**TASK DETAILS:** Check the listing below line by line and report how many lines hold "this", with no other words.

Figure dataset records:
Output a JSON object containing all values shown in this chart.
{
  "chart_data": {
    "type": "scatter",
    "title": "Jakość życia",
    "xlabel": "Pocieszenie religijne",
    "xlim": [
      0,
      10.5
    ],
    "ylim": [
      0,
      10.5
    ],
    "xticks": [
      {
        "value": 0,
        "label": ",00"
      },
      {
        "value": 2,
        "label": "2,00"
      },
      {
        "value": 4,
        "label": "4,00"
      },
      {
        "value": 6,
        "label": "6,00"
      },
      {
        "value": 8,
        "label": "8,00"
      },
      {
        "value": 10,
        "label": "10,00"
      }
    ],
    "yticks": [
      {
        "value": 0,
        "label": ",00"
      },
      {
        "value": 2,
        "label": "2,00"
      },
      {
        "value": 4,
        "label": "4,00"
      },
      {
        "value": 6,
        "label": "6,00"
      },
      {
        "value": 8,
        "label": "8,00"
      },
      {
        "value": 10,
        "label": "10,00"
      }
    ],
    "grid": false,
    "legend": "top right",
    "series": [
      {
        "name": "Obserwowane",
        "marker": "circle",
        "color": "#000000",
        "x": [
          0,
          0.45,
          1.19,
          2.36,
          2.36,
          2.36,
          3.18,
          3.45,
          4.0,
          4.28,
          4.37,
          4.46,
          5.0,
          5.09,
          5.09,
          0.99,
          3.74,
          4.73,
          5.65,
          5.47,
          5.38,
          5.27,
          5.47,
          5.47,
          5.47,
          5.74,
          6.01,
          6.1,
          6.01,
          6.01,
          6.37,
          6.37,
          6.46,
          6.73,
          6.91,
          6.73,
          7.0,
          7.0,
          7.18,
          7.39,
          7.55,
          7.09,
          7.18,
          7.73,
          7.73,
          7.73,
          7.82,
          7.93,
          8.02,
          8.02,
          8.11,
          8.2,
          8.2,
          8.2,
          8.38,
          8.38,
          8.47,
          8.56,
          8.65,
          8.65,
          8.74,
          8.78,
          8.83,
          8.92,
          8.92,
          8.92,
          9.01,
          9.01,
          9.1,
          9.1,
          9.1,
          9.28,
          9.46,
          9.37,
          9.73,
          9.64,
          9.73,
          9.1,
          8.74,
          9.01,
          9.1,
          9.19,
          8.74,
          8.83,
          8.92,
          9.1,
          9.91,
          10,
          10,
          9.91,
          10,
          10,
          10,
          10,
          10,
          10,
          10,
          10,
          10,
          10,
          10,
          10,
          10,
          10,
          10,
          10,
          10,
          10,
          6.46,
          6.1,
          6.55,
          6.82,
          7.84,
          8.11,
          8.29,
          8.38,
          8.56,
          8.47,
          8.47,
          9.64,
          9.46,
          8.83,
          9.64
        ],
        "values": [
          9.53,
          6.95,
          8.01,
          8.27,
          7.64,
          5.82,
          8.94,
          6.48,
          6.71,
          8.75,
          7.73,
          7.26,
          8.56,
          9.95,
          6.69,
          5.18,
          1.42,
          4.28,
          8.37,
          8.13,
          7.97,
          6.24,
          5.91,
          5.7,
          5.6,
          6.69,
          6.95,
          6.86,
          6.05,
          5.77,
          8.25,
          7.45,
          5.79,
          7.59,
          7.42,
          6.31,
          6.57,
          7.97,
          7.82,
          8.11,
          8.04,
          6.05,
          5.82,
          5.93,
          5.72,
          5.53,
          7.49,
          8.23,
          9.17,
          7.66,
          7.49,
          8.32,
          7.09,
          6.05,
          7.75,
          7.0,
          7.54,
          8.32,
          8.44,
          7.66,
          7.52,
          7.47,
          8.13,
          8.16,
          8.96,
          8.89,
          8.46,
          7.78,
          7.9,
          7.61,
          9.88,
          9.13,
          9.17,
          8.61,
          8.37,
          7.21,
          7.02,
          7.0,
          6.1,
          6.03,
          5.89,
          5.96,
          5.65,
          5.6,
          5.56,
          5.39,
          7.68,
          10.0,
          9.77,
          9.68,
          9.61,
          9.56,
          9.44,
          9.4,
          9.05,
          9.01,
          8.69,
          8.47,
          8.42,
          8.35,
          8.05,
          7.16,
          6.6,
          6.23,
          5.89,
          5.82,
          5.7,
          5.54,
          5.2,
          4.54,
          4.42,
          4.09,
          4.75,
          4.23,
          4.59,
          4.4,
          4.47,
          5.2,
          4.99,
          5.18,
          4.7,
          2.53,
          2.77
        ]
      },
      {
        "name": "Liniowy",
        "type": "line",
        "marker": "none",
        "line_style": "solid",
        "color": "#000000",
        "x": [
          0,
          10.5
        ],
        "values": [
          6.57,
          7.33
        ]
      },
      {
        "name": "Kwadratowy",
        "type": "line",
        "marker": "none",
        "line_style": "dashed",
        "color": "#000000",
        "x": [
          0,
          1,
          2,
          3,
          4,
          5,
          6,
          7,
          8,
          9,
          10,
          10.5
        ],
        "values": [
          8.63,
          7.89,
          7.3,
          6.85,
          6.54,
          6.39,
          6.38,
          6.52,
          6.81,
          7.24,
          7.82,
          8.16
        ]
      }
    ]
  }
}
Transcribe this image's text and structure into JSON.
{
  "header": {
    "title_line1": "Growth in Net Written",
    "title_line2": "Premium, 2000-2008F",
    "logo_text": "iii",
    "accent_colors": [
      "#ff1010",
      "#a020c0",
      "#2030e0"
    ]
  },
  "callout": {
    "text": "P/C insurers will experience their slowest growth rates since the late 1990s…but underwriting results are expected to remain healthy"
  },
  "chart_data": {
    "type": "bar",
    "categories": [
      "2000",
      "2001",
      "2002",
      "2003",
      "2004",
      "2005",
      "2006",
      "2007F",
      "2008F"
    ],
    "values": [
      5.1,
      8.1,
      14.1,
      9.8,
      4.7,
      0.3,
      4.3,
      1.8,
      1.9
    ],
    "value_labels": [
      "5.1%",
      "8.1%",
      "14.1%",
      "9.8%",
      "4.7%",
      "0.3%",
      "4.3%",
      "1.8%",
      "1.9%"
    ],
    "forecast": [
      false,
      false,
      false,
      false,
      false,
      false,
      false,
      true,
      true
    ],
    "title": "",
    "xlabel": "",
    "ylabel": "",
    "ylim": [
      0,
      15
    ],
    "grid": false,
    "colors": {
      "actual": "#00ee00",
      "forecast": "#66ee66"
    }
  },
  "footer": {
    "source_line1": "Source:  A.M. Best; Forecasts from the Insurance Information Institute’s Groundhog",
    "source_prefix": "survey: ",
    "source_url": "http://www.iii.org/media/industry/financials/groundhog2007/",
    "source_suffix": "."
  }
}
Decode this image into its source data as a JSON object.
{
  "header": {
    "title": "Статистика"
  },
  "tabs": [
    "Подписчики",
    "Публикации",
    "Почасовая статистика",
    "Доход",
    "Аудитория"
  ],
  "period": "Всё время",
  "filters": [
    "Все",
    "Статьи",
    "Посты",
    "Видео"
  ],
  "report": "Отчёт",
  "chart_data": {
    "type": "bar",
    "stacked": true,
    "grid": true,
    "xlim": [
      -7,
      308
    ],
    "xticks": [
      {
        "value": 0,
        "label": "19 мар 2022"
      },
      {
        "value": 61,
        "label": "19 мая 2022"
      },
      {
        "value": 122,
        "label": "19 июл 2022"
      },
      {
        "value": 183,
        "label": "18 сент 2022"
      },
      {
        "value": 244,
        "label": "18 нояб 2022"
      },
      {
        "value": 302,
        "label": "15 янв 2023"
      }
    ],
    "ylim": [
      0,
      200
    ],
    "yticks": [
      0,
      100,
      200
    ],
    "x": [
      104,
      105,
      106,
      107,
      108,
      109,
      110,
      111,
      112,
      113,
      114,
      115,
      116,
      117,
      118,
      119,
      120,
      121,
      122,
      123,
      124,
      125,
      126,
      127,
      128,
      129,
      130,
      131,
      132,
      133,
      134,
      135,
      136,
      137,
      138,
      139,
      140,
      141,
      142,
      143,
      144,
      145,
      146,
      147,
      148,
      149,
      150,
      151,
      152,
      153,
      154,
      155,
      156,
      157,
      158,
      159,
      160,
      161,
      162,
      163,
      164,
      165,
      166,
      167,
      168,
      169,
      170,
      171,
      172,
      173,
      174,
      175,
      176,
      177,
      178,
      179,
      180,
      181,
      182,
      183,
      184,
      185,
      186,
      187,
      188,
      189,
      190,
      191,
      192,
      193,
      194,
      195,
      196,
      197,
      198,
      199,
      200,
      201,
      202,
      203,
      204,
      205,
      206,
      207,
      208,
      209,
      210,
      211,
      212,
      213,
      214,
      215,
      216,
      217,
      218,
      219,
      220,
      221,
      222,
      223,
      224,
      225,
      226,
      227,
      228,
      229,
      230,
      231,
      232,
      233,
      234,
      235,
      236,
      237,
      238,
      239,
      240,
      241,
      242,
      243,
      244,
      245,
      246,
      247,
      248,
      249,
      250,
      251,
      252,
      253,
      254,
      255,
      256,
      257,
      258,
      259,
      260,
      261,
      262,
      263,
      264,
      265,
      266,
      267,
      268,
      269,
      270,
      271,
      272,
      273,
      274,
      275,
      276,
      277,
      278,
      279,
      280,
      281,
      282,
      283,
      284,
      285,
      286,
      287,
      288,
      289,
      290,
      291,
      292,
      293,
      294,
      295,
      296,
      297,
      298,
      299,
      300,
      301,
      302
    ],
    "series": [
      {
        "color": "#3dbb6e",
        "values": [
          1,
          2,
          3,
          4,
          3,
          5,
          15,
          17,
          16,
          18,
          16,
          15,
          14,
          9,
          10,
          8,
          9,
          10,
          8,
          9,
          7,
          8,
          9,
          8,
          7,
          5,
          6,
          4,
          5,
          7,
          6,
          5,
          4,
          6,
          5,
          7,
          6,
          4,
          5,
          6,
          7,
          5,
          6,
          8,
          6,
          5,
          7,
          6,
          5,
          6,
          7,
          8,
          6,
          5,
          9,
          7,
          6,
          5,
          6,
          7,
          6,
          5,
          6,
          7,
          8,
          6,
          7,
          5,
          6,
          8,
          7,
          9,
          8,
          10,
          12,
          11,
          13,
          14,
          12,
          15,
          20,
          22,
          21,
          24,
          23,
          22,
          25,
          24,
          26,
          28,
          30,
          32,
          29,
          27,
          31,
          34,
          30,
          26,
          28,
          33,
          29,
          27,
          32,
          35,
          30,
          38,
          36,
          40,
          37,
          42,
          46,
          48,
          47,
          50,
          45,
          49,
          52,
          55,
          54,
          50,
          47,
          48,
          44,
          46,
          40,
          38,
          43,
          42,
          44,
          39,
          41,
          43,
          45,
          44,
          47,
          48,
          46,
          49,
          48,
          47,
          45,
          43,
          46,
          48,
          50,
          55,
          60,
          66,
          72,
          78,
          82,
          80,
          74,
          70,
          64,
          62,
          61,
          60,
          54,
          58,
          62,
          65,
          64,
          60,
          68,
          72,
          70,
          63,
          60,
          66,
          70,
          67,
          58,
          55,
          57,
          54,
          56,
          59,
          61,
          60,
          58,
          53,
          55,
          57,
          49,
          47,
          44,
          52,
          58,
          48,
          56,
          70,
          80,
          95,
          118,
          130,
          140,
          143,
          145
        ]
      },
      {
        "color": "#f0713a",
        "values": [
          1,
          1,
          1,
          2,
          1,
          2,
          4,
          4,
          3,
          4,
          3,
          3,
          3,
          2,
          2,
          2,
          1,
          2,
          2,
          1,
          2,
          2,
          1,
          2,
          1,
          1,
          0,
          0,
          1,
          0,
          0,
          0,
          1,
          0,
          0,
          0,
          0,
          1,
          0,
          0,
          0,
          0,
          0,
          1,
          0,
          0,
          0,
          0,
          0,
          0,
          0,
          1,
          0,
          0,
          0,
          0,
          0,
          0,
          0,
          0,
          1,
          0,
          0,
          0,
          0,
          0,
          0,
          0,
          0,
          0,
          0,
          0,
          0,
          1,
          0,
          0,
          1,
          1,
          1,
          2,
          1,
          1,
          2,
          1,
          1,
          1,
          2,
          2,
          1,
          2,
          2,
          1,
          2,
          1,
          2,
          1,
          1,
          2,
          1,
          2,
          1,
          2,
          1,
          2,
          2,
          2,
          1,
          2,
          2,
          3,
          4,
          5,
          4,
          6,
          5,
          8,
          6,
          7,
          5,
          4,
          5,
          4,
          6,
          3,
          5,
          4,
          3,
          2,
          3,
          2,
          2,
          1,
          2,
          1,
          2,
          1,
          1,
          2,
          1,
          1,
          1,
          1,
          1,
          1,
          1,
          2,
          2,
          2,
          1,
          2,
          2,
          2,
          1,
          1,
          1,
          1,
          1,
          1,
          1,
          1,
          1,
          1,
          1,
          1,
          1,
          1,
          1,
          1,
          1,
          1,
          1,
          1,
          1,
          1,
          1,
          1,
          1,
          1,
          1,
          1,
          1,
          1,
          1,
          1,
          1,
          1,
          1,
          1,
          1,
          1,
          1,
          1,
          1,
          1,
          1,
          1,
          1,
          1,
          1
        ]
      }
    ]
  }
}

**TASK RESULT:** 3